[What to work on]: Search the data below for "Output"; list each line that holds it.

*** Records ***

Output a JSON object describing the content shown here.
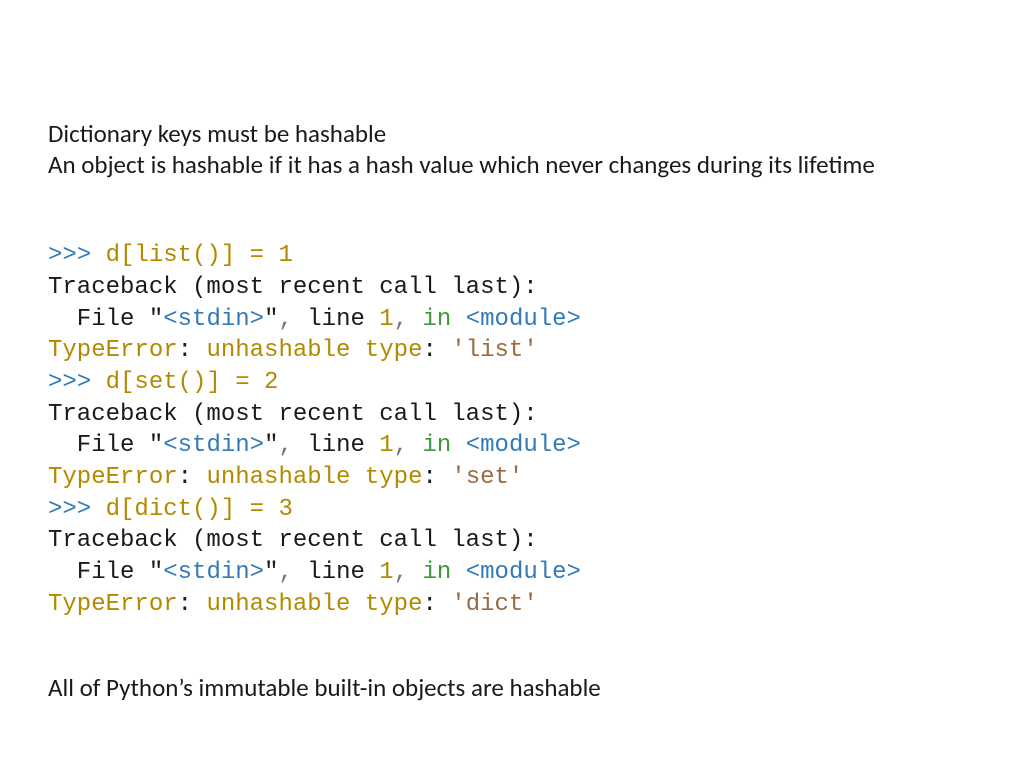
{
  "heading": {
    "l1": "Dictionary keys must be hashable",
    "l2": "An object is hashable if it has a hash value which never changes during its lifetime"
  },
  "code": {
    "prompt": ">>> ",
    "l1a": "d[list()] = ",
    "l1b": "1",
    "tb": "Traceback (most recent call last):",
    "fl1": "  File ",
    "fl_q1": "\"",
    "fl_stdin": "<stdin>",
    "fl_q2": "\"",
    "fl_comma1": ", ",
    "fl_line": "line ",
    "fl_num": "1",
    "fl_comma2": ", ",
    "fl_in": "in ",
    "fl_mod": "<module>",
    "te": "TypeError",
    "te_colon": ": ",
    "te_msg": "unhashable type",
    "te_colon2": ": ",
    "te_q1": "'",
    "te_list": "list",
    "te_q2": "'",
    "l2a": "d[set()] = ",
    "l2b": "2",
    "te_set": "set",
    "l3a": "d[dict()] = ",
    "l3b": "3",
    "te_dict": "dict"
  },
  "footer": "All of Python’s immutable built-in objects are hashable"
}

***
*** Records ***

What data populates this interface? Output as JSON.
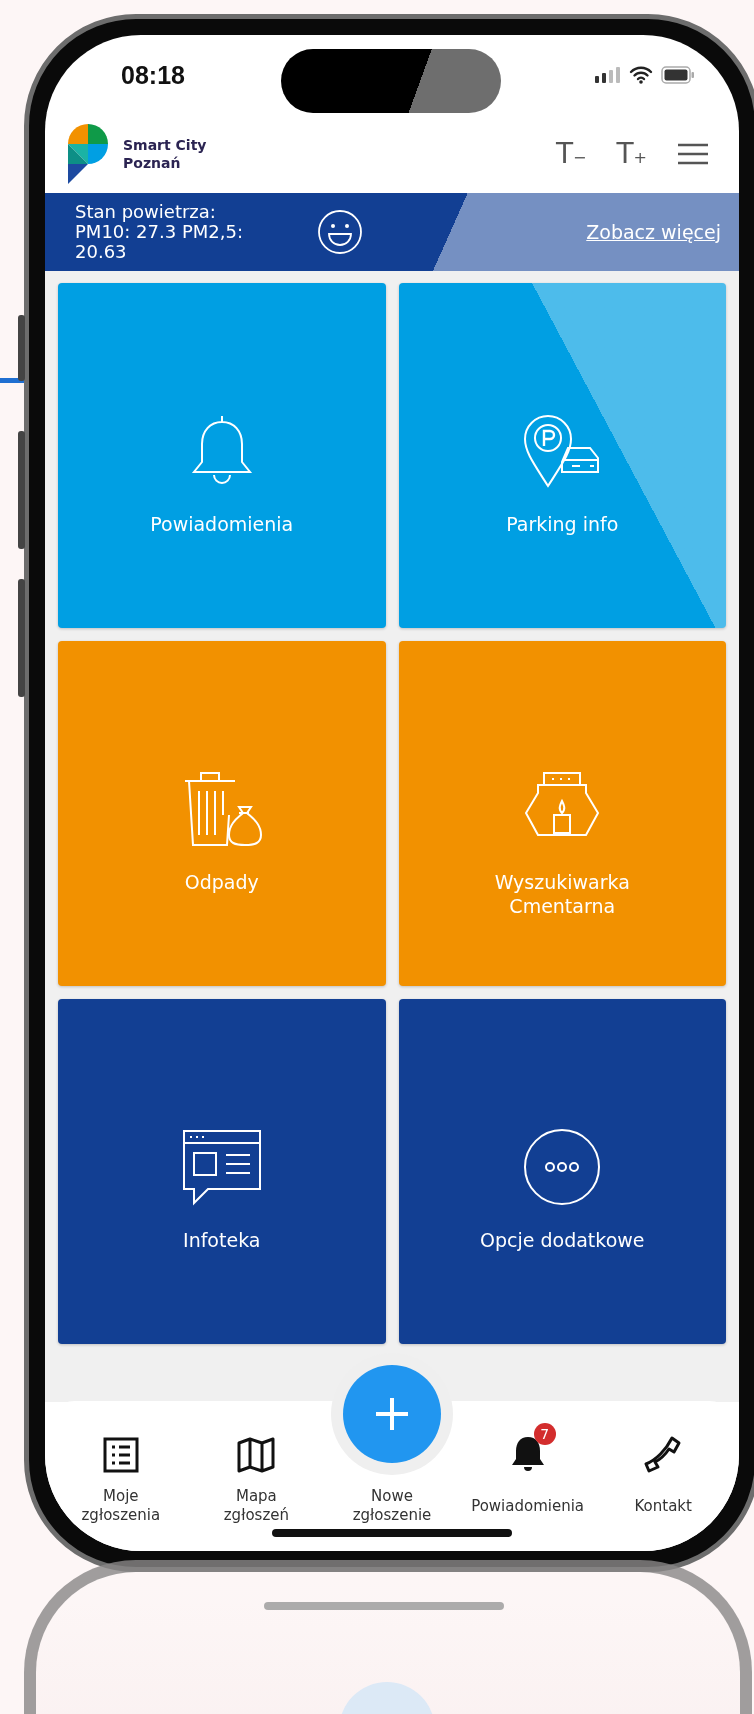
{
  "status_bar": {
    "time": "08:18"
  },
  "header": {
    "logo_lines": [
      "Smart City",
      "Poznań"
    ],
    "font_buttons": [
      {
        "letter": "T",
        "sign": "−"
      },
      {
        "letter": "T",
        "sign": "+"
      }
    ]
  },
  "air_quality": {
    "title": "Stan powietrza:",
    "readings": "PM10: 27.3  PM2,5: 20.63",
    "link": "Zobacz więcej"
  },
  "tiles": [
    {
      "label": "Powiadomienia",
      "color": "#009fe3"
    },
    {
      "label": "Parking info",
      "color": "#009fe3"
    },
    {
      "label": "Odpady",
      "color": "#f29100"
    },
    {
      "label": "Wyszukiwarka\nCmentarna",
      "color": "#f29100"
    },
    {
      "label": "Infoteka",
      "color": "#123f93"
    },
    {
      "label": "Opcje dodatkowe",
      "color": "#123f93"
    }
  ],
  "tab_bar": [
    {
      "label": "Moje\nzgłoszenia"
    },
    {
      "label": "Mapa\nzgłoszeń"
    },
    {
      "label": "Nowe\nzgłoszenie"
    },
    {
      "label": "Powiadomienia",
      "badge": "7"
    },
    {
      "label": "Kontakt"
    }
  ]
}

***

[Exercise result]:
Output a JSON object describing the content shown here.
What data populates this interface? Output as JSON.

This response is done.